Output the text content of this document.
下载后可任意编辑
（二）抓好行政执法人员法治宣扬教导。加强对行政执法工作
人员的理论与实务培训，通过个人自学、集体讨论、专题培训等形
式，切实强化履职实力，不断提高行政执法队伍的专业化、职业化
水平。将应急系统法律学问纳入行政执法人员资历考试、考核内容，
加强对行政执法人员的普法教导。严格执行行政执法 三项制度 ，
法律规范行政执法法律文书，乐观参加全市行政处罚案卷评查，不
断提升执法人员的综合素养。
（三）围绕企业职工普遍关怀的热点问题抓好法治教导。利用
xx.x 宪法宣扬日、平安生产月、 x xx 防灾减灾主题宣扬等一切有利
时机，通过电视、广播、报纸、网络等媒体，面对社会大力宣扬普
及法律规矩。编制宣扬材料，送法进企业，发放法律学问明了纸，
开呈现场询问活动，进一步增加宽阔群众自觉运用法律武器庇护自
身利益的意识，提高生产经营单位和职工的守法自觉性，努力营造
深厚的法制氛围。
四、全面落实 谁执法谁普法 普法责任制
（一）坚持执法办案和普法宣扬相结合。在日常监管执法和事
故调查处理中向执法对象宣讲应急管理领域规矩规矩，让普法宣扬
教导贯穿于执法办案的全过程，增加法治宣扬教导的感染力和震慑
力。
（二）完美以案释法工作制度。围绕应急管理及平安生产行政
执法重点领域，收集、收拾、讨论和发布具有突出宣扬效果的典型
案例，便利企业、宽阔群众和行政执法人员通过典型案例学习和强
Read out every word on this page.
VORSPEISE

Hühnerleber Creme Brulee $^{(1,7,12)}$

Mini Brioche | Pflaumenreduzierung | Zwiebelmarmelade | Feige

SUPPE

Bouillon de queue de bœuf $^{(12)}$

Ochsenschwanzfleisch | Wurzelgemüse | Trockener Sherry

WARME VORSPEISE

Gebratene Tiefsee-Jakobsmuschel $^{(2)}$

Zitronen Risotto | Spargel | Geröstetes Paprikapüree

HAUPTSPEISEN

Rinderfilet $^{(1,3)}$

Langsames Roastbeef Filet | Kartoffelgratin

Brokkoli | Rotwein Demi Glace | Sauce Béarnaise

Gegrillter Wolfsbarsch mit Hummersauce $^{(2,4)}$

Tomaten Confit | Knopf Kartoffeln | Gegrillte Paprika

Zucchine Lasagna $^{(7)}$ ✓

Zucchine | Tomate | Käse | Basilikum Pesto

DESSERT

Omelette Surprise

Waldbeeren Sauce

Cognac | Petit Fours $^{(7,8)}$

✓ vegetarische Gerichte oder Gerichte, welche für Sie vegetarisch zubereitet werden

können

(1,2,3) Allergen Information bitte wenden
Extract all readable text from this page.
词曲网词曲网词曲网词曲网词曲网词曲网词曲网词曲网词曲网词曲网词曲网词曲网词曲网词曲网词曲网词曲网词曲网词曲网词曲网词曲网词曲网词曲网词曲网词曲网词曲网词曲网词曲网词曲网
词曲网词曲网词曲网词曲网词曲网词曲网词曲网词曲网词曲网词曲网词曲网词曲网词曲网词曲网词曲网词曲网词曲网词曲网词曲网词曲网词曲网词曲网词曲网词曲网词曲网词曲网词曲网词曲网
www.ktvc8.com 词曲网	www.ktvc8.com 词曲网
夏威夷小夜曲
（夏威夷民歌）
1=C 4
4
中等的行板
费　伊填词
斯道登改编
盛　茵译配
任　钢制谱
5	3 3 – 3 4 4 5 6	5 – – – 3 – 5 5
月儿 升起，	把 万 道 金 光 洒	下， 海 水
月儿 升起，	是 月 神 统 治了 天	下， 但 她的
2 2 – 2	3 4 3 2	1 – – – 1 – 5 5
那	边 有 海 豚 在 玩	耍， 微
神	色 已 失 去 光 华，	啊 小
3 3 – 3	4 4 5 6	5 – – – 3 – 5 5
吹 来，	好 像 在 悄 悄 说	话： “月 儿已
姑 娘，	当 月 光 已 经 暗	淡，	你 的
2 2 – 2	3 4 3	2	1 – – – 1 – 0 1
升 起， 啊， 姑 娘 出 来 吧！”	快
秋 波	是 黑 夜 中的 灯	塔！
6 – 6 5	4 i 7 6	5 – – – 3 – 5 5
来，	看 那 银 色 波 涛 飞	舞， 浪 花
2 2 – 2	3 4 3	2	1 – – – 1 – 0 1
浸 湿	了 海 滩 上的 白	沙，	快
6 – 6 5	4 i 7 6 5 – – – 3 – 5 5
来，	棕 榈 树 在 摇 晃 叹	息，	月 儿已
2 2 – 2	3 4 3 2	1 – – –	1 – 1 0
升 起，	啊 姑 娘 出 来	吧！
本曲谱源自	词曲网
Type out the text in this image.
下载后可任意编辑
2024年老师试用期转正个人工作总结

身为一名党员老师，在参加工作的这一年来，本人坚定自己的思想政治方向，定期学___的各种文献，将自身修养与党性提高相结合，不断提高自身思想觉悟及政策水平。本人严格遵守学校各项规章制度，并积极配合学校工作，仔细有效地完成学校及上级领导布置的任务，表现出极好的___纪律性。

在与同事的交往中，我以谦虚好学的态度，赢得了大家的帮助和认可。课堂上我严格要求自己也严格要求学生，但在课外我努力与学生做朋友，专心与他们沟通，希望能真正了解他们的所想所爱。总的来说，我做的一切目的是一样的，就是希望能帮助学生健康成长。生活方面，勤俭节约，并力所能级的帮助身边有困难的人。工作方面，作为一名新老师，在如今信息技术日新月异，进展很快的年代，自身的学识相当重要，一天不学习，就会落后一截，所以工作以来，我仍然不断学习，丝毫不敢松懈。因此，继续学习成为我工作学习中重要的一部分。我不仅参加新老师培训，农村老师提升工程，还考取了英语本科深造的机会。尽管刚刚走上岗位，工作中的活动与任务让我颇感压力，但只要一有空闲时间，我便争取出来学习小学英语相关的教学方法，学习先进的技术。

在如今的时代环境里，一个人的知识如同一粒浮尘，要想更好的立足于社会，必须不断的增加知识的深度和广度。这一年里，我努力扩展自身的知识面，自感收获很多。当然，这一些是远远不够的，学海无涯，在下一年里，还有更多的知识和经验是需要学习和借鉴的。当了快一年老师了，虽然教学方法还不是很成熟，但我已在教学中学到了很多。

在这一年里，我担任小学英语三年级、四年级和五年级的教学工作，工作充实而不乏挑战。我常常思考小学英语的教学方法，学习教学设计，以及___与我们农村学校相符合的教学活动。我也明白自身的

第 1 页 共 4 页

• [WORK REQUIRED]: Restate the data above word for word.

• [WRITTEN RESPONSE]:
Output the text content of this document.
下载后可任意编辑
（二）抓好行政执法人员法治宣扬教导。加强对行政执法工作
人员的理论与实务培训，通过个人自学、集体讨论、专题培训等形
式，切实强化履职实力，不断提高行政执法队伍的专业化、职业化
水平。将应急系统法律学问纳入行政执法人员资历考试、考核内容，
加强对行政执法人员的普法教导。严格执行行政执法 三项制度 ，
法律规范行政执法法律文书，乐观参加全市行政处罚案卷评查，不
断提升执法人员的综合素养。
（三）围绕企业职工普遍关怀的热点问题抓好法治教导。利用
xx.x 宪法宣扬日、平安生产月、 x xx 防灾减灾主题宣扬等一切有利
时机，通过电视、广播、报纸、网络等媒体，面对社会大力宣扬普
及法律规矩。编制宣扬材料，送法进企业，发放法律学问明了纸，
开呈现场询问活动，进一步增加宽阔群众自觉运用法律武器庇护自
身利益的意识，提高生产经营单位和职工的守法自觉性，努力营造
深厚的法制氛围。
四、全面落实 谁执法谁普法 普法责任制
（一）坚持执法办案和普法宣扬相结合。在日常监管执法和事
故调查处理中向执法对象宣讲应急管理领域规矩规矩，让普法宣扬
教导贯穿于执法办案的全过程，增加法治宣扬教导的感染力和震慑
力。
（二）完美以案释法工作制度。围绕应急管理及平安生产行政
执法重点领域，收集、收拾、讨论和发布具有突出宣扬效果的典型
案例，便利企业、宽阔群众和行政执法人员通过典型案例学习和强
Read out every word on this page.
VORSPEISE

Hühnerleber Creme Brulee $^{(1,7,12)}$

Mini Brioche | Pflaumenreduzierung | Zwiebelmarmelade | Feige

SUPPE

Bouillon de queue de bœuf $^{(12)}$

Ochsenschwanzfleisch | Wurzelgemüse | Trockener Sherry

WARME VORSPEISE

Gebratene Tiefsee-Jakobsmuschel $^{(2)}$

Zitronen Risotto | Spargel | Geröstetes Paprikapüree

HAUPTSPEISEN

Rinderfilet $^{(1,3)}$

Langsames Roastbeef Filet | Kartoffelgratin

Brokkoli | Rotwein Demi Glace | Sauce Béarnaise

Gegrillter Wolfsbarsch mit Hummersauce $^{(2,4)}$

Tomaten Confit | Knopf Kartoffeln | Gegrillte Paprika

Zucchine Lasagna $^{(7)}$ ✓

Zucchine | Tomate | Käse | Basilikum Pesto

DESSERT

Omelette Surprise

Waldbeeren Sauce

Cognac | Petit Fours $^{(7,8)}$

✓ vegetarische Gerichte oder Gerichte, welche für Sie vegetarisch zubereitet werden

können

(1,2,3) Allergen Information bitte wenden
Extract all readable text from this page.
词曲网词曲网词曲网词曲网词曲网词曲网词曲网词曲网词曲网词曲网词曲网词曲网词曲网词曲网词曲网词曲网词曲网词曲网词曲网词曲网词曲网词曲网词曲网词曲网词曲网词曲网词曲网词曲网
词曲网词曲网词曲网词曲网词曲网词曲网词曲网词曲网词曲网词曲网词曲网词曲网词曲网词曲网词曲网词曲网词曲网词曲网词曲网词曲网词曲网词曲网词曲网词曲网词曲网词曲网词曲网词曲网
www.ktvc8.com 词曲网	www.ktvc8.com 词曲网
夏威夷小夜曲
（夏威夷民歌）
1=C 4
4
中等的行板
费　伊填词
斯道登改编
盛　茵译配
任　钢制谱
5	3 3 – 3 4 4 5 6	5 – – – 3 – 5 5
月儿 升起，	把 万 道 金 光 洒	下， 海 水
月儿 升起，	是 月 神 统 治了 天	下， 但 她的
2 2 – 2	3 4 3 2	1 – – – 1 – 5 5
那	边 有 海 豚 在 玩	耍， 微
神	色 已 失 去 光 华，	啊 小
3 3 – 3	4 4 5 6	5 – – – 3 – 5 5
吹 来，	好 像 在 悄 悄 说	话： “月 儿已
姑 娘，	当 月 光 已 经 暗	淡，	你 的
2 2 – 2	3 4 3	2	1 – – – 1 – 0 1
升 起， 啊， 姑 娘 出 来 吧！”	快
秋 波	是 黑 夜 中的 灯	塔！
6 – 6 5	4 i 7 6	5 – – – 3 – 5 5
来，	看 那 银 色 波 涛 飞	舞， 浪 花
2 2 – 2	3 4 3	2	1 – – – 1 – 0 1
浸 湿	了 海 滩 上的 白	沙，	快
6 – 6 5	4 i 7 6 5 – – – 3 – 5 5
来，	棕 榈 树 在 摇 晃 叹	息，	月 儿已
2 2 – 2	3 4 3 2	1 – – –	1 – 1 0
升 起，	啊 姑 娘 出 来	吧！
本曲谱源自	词曲网
Type out the text in this image.
下载后可任意编辑
2024年老师试用期转正个人工作总结

身为一名党员老师，在参加工作的这一年来，本人坚定自己的思想政治方向，定期学___的各种文献，将自身修养与党性提高相结合，不断提高自身思想觉悟及政策水平。本人严格遵守学校各项规章制度，并积极配合学校工作，仔细有效地完成学校及上级领导布置的任务，表现出极好的___纪律性。

在与同事的交往中，我以谦虚好学的态度，赢得了大家的帮助和认可。课堂上我严格要求自己也严格要求学生，但在课外我努力与学生做朋友，专心与他们沟通，希望能真正了解他们的所想所爱。总的来说，我做的一切目的是一样的，就是希望能帮助学生健康成长。生活方面，勤俭节约，并力所能级的帮助身边有困难的人。工作方面，作为一名新老师，在如今信息技术日新月异，进展很快的年代，自身的学识相当重要，一天不学习，就会落后一截，所以工作以来，我仍然不断学习，丝毫不敢松懈。因此，继续学习成为我工作学习中重要的一部分。我不仅参加新老师培训，农村老师提升工程，还考取了英语本科深造的机会。尽管刚刚走上岗位，工作中的活动与任务让我颇感压力，但只要一有空闲时间，我便争取出来学习小学英语相关的教学方法，学习先进的技术。

在如今的时代环境里，一个人的知识如同一粒浮尘，要想更好的立足于社会，必须不断的增加知识的深度和广度。这一年里，我努力扩展自身的知识面，自感收获很多。当然，这一些是远远不够的，学海无涯，在下一年里，还有更多的知识和经验是需要学习和借鉴的。当了快一年老师了，虽然教学方法还不是很成熟，但我已在教学中学到了很多。

在这一年里，我担任小学英语三年级、四年级和五年级的教学工作，工作充实而不乏挑战。我常常思考小学英语的教学方法，学习教学设计，以及___与我们农村学校相符合的教学活动。我也明白自身的

第 1 页 共 4 页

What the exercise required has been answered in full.